**Work to complete:** Give only the number of lines in the listing below where the string "湘菜基本术语" occurs.
Listing start
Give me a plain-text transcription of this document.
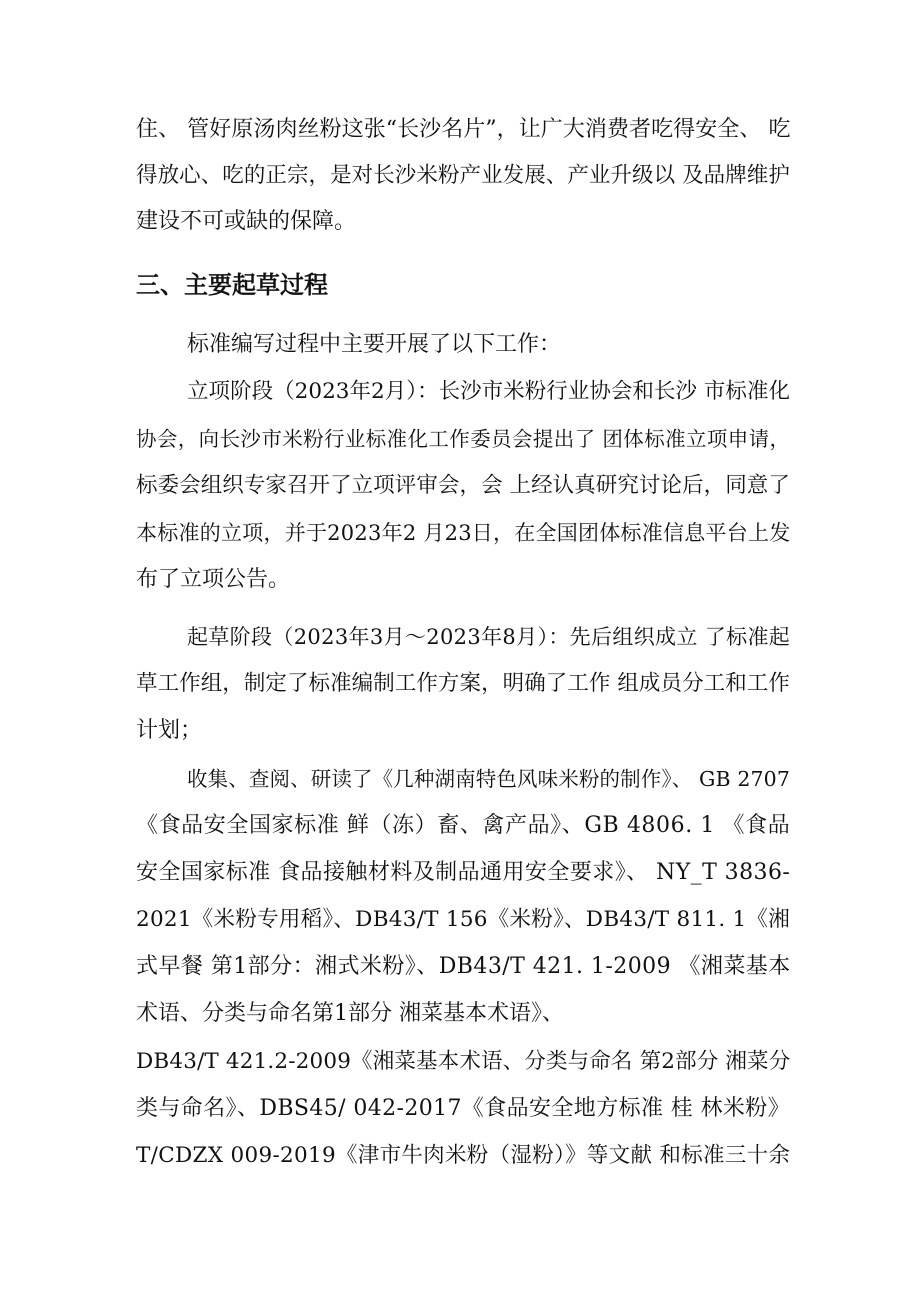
住、 管好原汤肉丝粉这张“长沙名片”，让广大消费者吃得安全、 吃
得放心、吃的正宗，是对长沙米粉产业发展、产业升级以 及品牌维护
建设不可或缺的保障。
三、主要起草过程
标准编写过程中主要开展了以下工作：
立项阶段（2023年2月）：长沙市米粉行业协会和长沙 市标准化
协会，向长沙市米粉行业标准化工作委员会提出了 团体标准立项申请，
标委会组织专家召开了立项评审会，会 上经认真研究讨论后，同意了
本标准的立项，并于2023年2 月23日，在全国团体标准信息平台上发
布了立项公告。
起草阶段（2023年3月～2023年8月）：先后组织成立 了标准起
草工作组，制定了标准编制工作方案，明确了工作 组成员分工和工作
计划；
收集、查阅、研读了《几种湖南特色风味米粉的制作》、 GB 2707
《食品安全国家标准 鲜（冻）畜、禽产品》、GB 4806. 1 《食品
安全国家标准 食品接触材料及制品通用安全要求》、 NY_T 3836-
2021《米粉专用稻》、DB43/T 156《米粉》、DB43/T 811. 1《湘
式早餐 第1部分：湘式米粉》、DB43/T 421. 1-2009 《湘菜基本
术语、分类与命名第1部分 湘菜基本术语》、
DB43/T 421.2-2009《湘菜基本术语、分类与命名 第2部分 湘菜分
类与命名》、DBS45/ 042-2017《食品安全地方标准 桂 林米粉》
T/CDZX 009-2019《津市牛肉米粉（湿粉）》等文献 和标准三十余
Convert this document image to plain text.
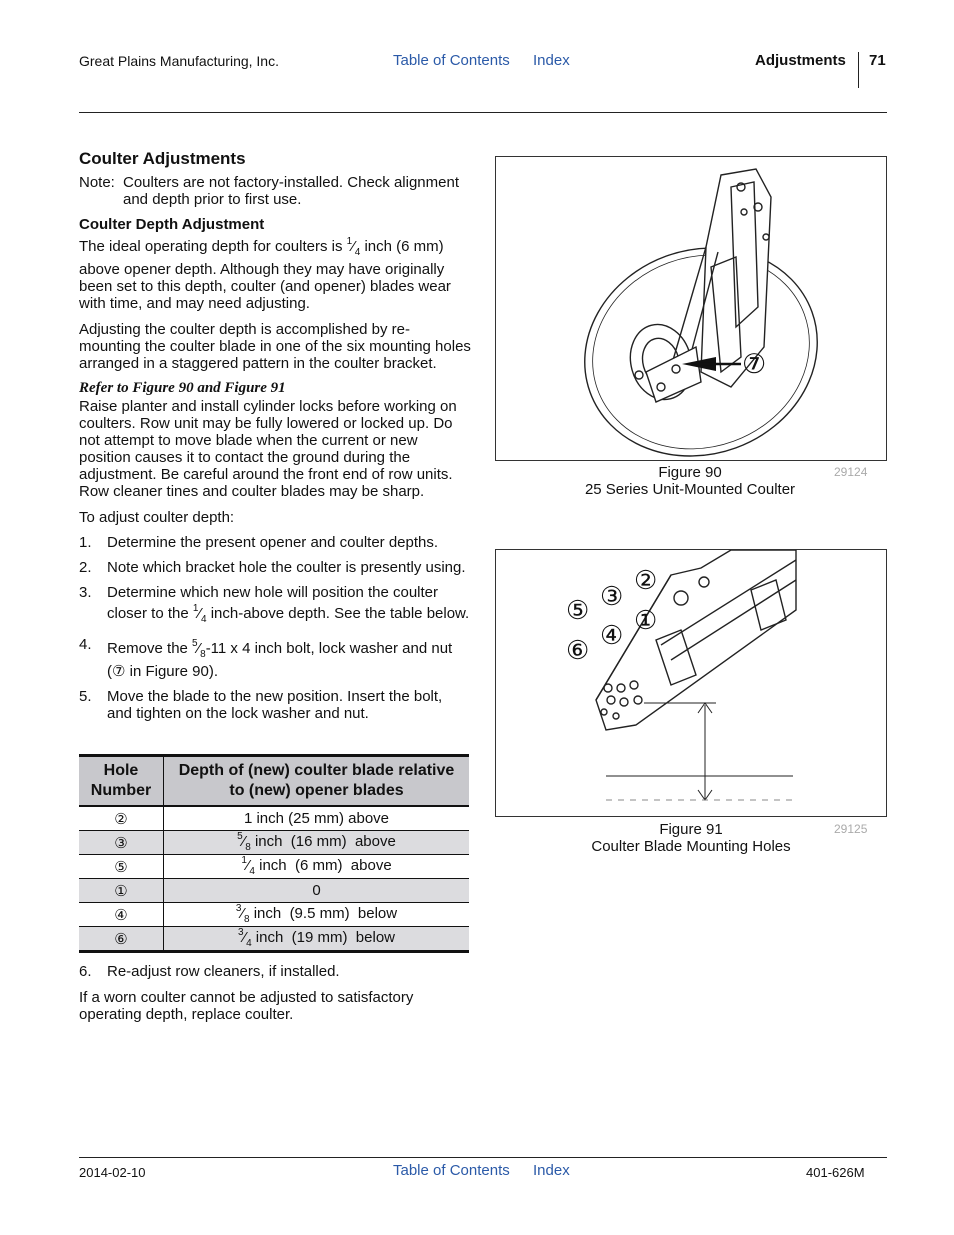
Great Plains Manufacturing, Inc.	Table of Contents Index	Adjustments 71
Coulter Adjustments
Note: Coulters are not factory-installed. Check alignment and depth prior to first use.
Coulter Depth Adjustment

The ideal operating depth for coulters is $^1⁄_4$ inch (6 mm) above opener depth. Although they may have originally been set to this depth, coulter (and opener) blades wear with time, and may need adjusting.

Adjusting the coulter depth is accomplished by re-mounting the coulter blade in one of the six mounting holes arranged in a staggered pattern in the coulter bracket.

Refer to Figure 90 and Figure 91

Raise planter and install cylinder locks before working on coulters. Row unit may be fully lowered or locked up. Do not attempt to move blade when the current or new position causes it to contact the ground during the adjustment. Be careful around the front end of row units. Row cleaner tines and coulter blades may be sharp.

To adjust coulter depth:

1. Determine the present opener and coulter depths.
2. Note which bracket hole the coulter is presently using.
3. Determine which new hole will position the coulter closer to the $^1⁄_4$ inch-above depth. See the table below.
4. Remove the $^5⁄_8-11$ x 4 inch bolt, lock washer and nut (⑦ in Figure 90).
5. Move the blade to the new position. Insert the bolt, and tighten on the lock washer and nut.
Hole Number	Depth of (new) coulter blade relative to (new) opener blades
②	1 inch (25 mm) above
③	$^5⁄_8$ inch  (16 mm)  above
⑤	$^1⁄_4$ inch  (6 mm)  above
①	0
④	$^3⁄_8$ inch  (9.5 mm)  below
⑥	$^3⁄_4$ inch  (19 mm)  below
6. Re-adjust row cleaners, if installed.

If a worn coulter cannot be adjusted to satisfactory operating depth, replace coulter.

⑦
Figure 90
25 Series Unit-Mounted Coulter
29124
②
③
⑤ ①
④
⑥
Figure 91
Coulter Blade Mounting Holes
29125
2014-02-10	Table of Contents Index	401-626M
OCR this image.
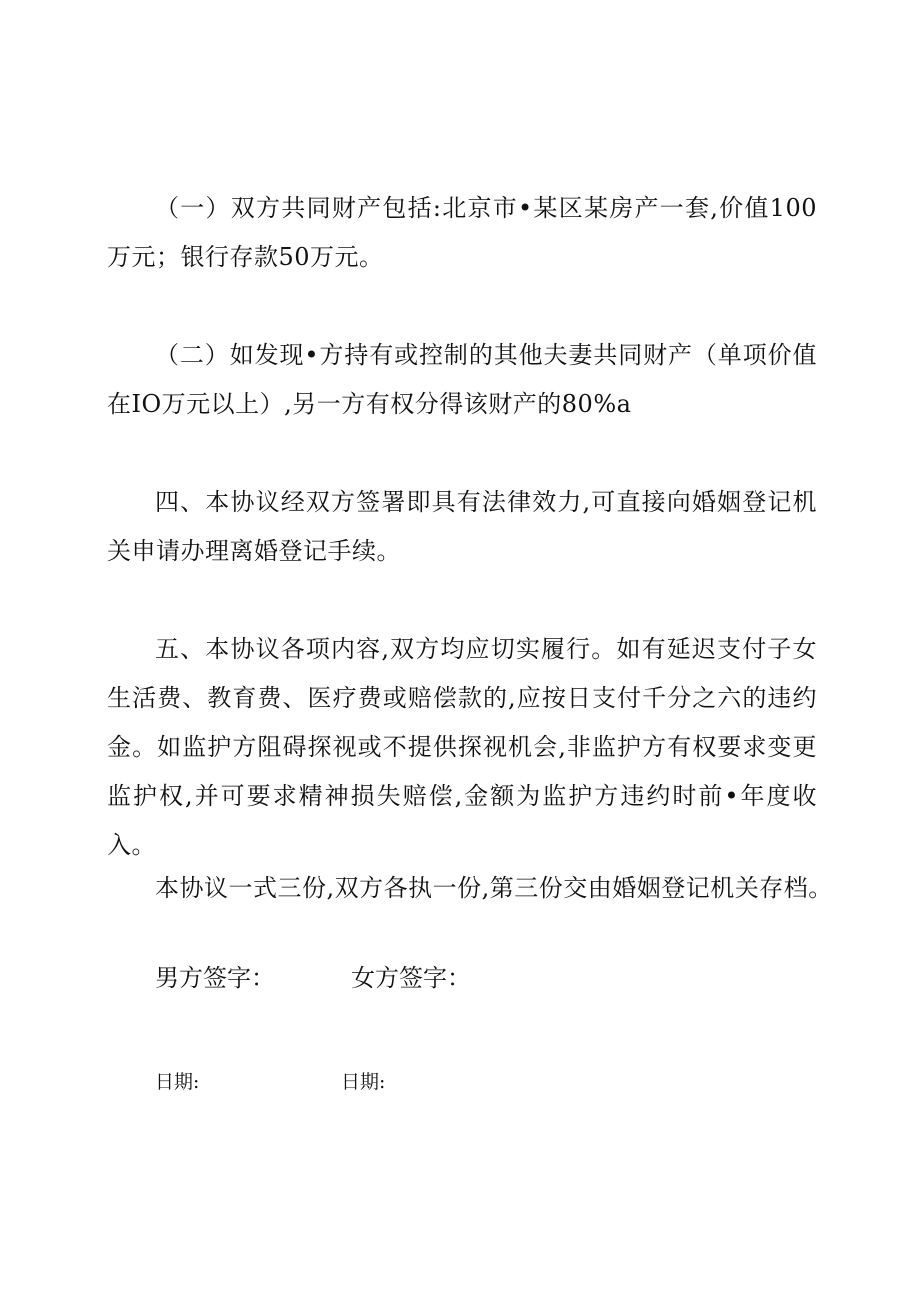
（一）双方共同财产包括:北京市•某区某房产一套,价值100万元；银行存款50万元。

（二）如发现•方持有或控制的其他夫妻共同财产（单项价值在IO万元以上）,另一方有权分得该财产的80%a

四、本协议经双方签署即具有法律效力,可直接向婚姻登记机关申请办理离婚登记手续。

五、本协议各项内容,双方均应切实履行。如有延迟支付子女生活费、教育费、医疗费或赔偿款的,应按日支付千分之六的违约金。如监护方阻碍探视或不提供探视机会,非监护方有权要求变更监护权,并可要求精神损失赔偿,金额为监护方违约时前•年度收入。

本协议一式三份,双方各执一份,第三份交由婚姻登记机关存档。

男方签字：	女方签字：

日期:	日期:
Listing end
**Full solution:** 2